Saved entries
- - -

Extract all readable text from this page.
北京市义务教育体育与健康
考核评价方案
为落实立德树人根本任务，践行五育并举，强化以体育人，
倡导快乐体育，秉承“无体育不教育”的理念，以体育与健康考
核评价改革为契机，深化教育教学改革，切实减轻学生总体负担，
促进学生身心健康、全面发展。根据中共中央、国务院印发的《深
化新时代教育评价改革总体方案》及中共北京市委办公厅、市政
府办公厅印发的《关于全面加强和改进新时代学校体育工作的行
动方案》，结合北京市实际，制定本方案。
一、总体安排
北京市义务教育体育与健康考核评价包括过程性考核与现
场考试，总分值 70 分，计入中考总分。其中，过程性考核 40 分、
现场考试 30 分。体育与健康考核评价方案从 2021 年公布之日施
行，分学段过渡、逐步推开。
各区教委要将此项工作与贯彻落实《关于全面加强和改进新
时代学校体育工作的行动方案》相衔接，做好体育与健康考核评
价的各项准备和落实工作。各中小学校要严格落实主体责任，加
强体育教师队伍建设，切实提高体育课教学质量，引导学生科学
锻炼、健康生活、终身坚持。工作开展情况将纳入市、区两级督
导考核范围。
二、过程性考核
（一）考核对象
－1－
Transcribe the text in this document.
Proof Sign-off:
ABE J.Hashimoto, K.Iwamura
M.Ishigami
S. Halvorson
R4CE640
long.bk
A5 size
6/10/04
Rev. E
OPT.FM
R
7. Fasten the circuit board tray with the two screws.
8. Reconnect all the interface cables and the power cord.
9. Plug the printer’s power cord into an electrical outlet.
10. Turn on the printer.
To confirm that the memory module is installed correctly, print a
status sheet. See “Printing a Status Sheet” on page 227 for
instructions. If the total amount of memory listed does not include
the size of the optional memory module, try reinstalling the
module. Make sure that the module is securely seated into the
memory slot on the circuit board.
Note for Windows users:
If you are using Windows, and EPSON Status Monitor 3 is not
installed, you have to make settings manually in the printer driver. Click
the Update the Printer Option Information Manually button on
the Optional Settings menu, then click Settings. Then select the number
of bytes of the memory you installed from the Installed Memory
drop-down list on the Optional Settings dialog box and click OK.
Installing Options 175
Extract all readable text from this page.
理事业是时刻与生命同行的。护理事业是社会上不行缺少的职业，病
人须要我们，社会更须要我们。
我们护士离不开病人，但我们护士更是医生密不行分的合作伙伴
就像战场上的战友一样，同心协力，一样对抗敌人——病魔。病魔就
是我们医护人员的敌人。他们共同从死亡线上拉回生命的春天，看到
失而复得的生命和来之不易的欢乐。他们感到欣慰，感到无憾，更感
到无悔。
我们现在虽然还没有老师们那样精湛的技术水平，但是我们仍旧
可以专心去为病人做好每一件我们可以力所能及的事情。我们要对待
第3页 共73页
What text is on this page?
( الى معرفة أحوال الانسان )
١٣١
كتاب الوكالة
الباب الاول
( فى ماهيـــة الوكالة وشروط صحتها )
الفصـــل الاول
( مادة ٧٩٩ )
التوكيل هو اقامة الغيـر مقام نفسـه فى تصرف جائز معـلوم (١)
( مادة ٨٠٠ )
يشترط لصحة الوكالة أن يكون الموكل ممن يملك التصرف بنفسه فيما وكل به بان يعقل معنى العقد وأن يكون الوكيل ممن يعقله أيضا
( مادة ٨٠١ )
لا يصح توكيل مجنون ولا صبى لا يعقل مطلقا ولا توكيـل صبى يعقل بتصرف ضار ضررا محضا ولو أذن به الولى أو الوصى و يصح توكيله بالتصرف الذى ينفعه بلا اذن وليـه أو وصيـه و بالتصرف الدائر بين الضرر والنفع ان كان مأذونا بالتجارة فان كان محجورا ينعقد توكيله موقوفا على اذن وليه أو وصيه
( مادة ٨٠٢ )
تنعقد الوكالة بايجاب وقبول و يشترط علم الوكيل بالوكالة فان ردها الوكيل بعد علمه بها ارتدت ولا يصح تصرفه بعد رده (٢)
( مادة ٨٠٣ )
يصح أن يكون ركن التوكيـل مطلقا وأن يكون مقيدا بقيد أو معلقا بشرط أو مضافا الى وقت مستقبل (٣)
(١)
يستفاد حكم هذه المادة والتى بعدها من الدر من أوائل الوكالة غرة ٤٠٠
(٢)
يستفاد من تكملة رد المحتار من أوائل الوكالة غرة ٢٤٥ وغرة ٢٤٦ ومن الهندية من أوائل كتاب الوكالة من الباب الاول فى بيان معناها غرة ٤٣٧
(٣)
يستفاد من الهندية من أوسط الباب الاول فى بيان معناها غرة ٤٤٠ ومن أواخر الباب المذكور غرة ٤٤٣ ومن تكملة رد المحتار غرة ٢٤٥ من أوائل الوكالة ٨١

- - -

▸ GIVEN INSTRUCTION: From the entries, report each line that includes the word "الباب".

▸ THE COMPLETED TASK:
الباب الاول
يستفاد من تكملة رد المحتار من أوائل الوكالة غرة ٢٤٥ وغرة ٢٤٦ ومن الهندية من أوائل كتاب الوكالة من الباب الاول فى بيان معناها غرة ٤٣٧
يستفاد من الهندية من أوسط الباب الاول فى بيان معناها غرة ٤٤٠ ومن أواخر الباب المذكور غرة ٤٤٣ ومن تكملة رد المحتار غرة ٢٤٥ من أوائل الوكالة ٨١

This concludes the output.